→ ENTRIES PROVIDED

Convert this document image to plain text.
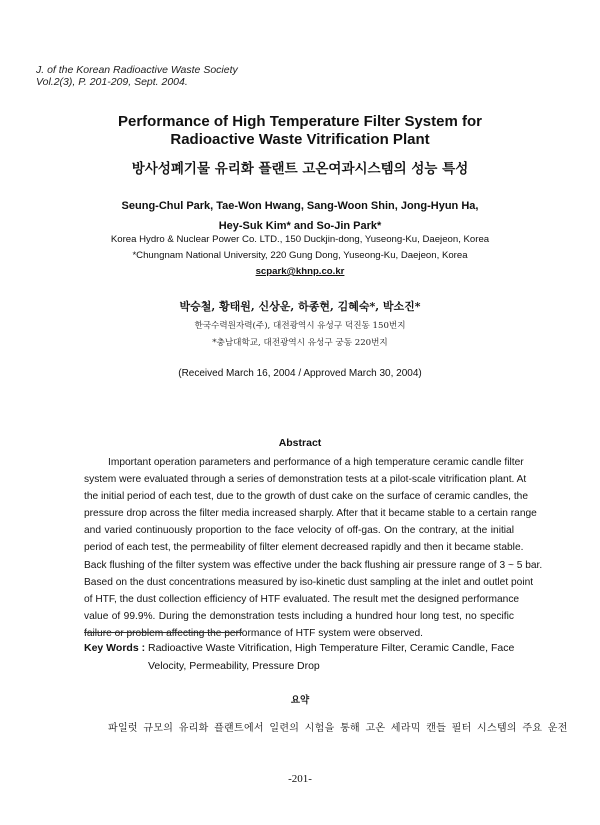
J. of the Korean Radioactive Waste Society
Vol.2(3), P. 201-209, Sept. 2004.
Performance of High Temperature Filter System for
Radioactive Waste Vitrification Plant
방사성폐기물 유리화 플랜트 고온여과시스템의 성능 특성
Seung-Chul Park, Tae-Won Hwang, Sang-Woon Shin, Jong-Hyun Ha,
Hey-Suk Kim* and So-Jin Park*
Korea Hydro & Nuclear Power Co. LTD., 150 Duckjin-dong, Yuseong-Ku, Daejeon, Korea
*Chungnam National University, 220 Gung Dong, Yuseong-Ku, Daejeon, Korea
scpark@khnp.co.kr
박승철, 황태원, 신상운, 하종현, 김혜숙*, 박소진*
한국수력원자력(주), 대전광역시 유성구 덕진동 150번지
*충남대학교, 대전광역시 유성구 궁동 220번지
(Received March 16, 2004 / Approved March 30, 2004)
Abstract
Important operation parameters and performance of a high temperature ceramic candle filter
system were evaluated through a series of demonstration tests at a pilot-scale vitrification plant. At
the initial period of each test, due to the growth of dust cake on the surface of ceramic candles, the
pressure drop across the filter media increased sharply. After that it became stable to a certain range
and varied continuously proportion to the face velocity of off-gas. On the contrary, at the initial
period of each test, the permeability of filter element decreased rapidly and then it became stable.
Back flushing of the filter system was effective under the back flushing air pressure range of 3 ~ 5 bar.
Based on the dust concentrations measured by iso-kinetic dust sampling at the inlet and outlet point
of HTF, the dust collection efficiency of HTF evaluated. The result met the designed performance
value of 99.9%. During the demonstration tests including a hundred hour long test, no specific
failure or problem affecting the performance of HTF system were observed.
Key Words : Radioactive Waste Vitrification, High Temperature Filter, Ceramic Candle, Face
Velocity, Permeability, Pressure Drop
요약
파일럿 규모의 유리화 플랜트에서 일련의 시험을 통해 고온 세라믹 캔들 필터 시스템의 주요 운전
-201-
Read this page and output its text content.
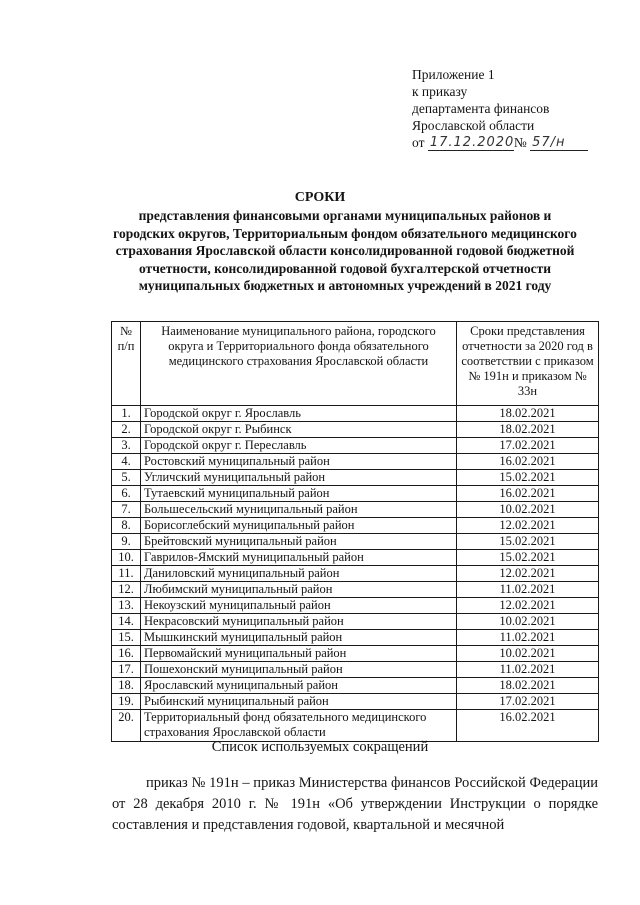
Приложение 1
к приказу
департамента финансов
Ярославской области
от
17.12.2020 №
57/н
СРОКИ
представления финансовыми органами муниципальных районов и городских округов, Территориальным фондом обязательного медицинского страхования Ярославской области консолидированной годовой бюджетной отчетности, консолидированной годовой бухгалтерской отчетности муниципальных бюджетных и автономных учреждений в 2021 году
№ п/п	Наименование муниципального района, городского округа и Территориального фонда обязательного медицинского страхования Ярославской области	Сроки представления отчетности за 2020 год в соответствии с приказом № 191н и приказом № 33н
1.	Городской округ г. Ярославль	18.02.2021
2.	Городской округ г. Рыбинск	18.02.2021
3.	Городской округ г. Переславль	17.02.2021
4.	Ростовский муниципальный район	16.02.2021
5.	Угличский муниципальный район	15.02.2021
6.	Тутаевский муниципальный район	16.02.2021
7.	Большесельский муниципальный район	10.02.2021
8.	Борисоглебский муниципальный район	12.02.2021
9.	Брейтовский муниципальный район	15.02.2021
10.	Гаврилов-Ямский муниципальный район	15.02.2021
11.	Даниловский муниципальный район	12.02.2021
12.	Любимский муниципальный район	11.02.2021
13.	Некоузский муниципальный район	12.02.2021
14.	Некрасовский муниципальный район	10.02.2021
15.	Мышкинский муниципальный район	11.02.2021
16.	Первомайский муниципальный район	10.02.2021
17.	Пошехонский муниципальный район	11.02.2021
18.	Ярославский муниципальный район	18.02.2021
19.	Рыбинский муниципальный район	17.02.2021
20.	Территориальный фонд обязательного медицинского страхования Ярославской области	16.02.2021
Список используемых сокращений
приказ № 191н – приказ Министерства финансов Российской Федерации от 28 декабря 2010 г. № 191н «Об утверждении Инструкции о порядке составления и представления годовой, квартальной и месячной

→ WORK INSTRUCTIONS
Scan the data for the word "stable" and copy every line where it shows up.

→ SOLVED EXERCISE
pressure drop across the filter media increased sharply. After that it became stable to a certain range
period of each test, the permeability of filter element decreased rapidly and then it became stable.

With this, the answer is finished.